■ Brief
Copy out every line that contains "التي".

_ _ _ _ _

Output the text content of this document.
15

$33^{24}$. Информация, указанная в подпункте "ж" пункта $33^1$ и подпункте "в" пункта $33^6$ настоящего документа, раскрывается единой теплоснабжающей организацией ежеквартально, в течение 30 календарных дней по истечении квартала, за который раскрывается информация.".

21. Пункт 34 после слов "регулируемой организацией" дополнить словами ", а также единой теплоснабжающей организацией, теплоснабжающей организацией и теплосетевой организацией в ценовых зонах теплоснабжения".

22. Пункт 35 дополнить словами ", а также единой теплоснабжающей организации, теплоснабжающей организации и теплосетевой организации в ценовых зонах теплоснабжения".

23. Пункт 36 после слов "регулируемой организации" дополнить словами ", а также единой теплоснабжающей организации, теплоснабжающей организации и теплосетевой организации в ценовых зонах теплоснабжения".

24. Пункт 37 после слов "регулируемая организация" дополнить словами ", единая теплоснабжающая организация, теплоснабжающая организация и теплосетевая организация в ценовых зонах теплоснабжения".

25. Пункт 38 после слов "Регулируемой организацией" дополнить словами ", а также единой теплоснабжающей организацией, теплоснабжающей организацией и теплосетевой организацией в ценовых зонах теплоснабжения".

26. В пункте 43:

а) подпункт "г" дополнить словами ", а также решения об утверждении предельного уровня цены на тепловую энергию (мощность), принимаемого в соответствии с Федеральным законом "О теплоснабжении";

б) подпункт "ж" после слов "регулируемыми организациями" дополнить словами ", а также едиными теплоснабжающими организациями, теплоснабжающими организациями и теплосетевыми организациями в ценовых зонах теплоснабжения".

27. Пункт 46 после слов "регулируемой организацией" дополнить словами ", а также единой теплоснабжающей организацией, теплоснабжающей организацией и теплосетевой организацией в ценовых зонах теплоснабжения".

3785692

_ _ _ _ _

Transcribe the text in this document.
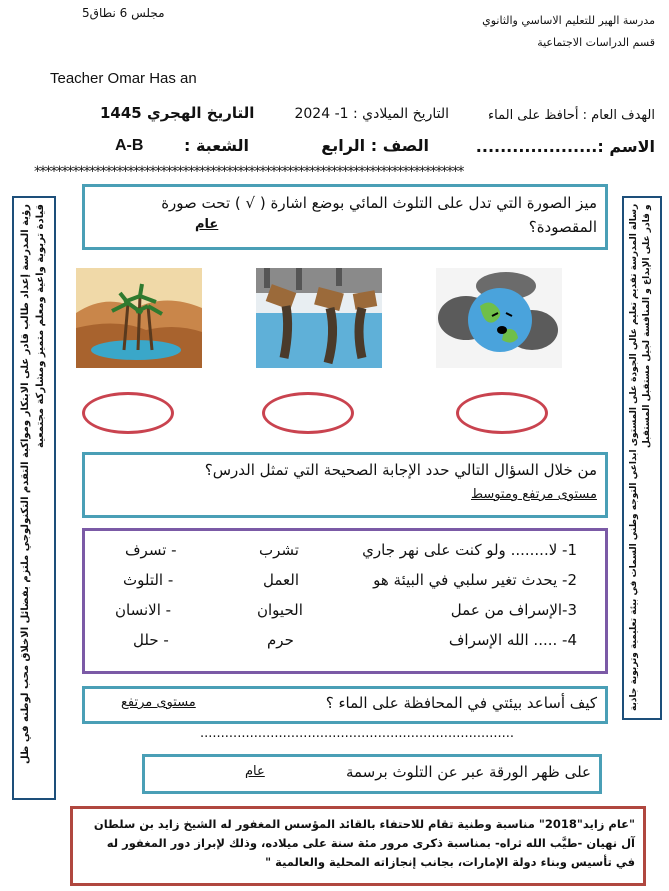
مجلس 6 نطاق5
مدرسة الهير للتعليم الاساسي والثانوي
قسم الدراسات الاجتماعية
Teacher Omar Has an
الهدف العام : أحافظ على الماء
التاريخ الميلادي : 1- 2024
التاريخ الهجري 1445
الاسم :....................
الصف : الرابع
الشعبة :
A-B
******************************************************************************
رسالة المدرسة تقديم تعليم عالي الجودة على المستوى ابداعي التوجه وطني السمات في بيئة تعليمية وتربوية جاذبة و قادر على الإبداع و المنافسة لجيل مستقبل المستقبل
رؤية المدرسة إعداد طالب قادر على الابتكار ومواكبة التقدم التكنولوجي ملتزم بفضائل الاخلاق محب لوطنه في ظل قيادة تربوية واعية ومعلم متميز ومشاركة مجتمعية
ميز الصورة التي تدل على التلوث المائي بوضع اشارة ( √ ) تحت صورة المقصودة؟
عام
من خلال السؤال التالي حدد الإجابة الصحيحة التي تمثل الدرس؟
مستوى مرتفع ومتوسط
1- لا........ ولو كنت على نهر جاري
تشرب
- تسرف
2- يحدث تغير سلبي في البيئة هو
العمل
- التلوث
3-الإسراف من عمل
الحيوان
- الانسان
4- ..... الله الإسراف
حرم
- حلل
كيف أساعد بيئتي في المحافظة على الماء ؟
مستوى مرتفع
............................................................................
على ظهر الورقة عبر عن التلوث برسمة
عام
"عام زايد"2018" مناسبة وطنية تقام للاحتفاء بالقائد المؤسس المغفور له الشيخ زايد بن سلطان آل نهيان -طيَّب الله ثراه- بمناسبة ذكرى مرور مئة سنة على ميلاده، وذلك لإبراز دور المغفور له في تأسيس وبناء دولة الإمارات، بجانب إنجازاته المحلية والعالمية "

_ _ _ _ _

■ Problem solution
ميز الصورة التي تدل على التلوث المائي بوضع اشارة ( √ ) تحت صورة المقصودة؟
من خلال السؤال التالي حدد الإجابة الصحيحة التي تمثل الدرس؟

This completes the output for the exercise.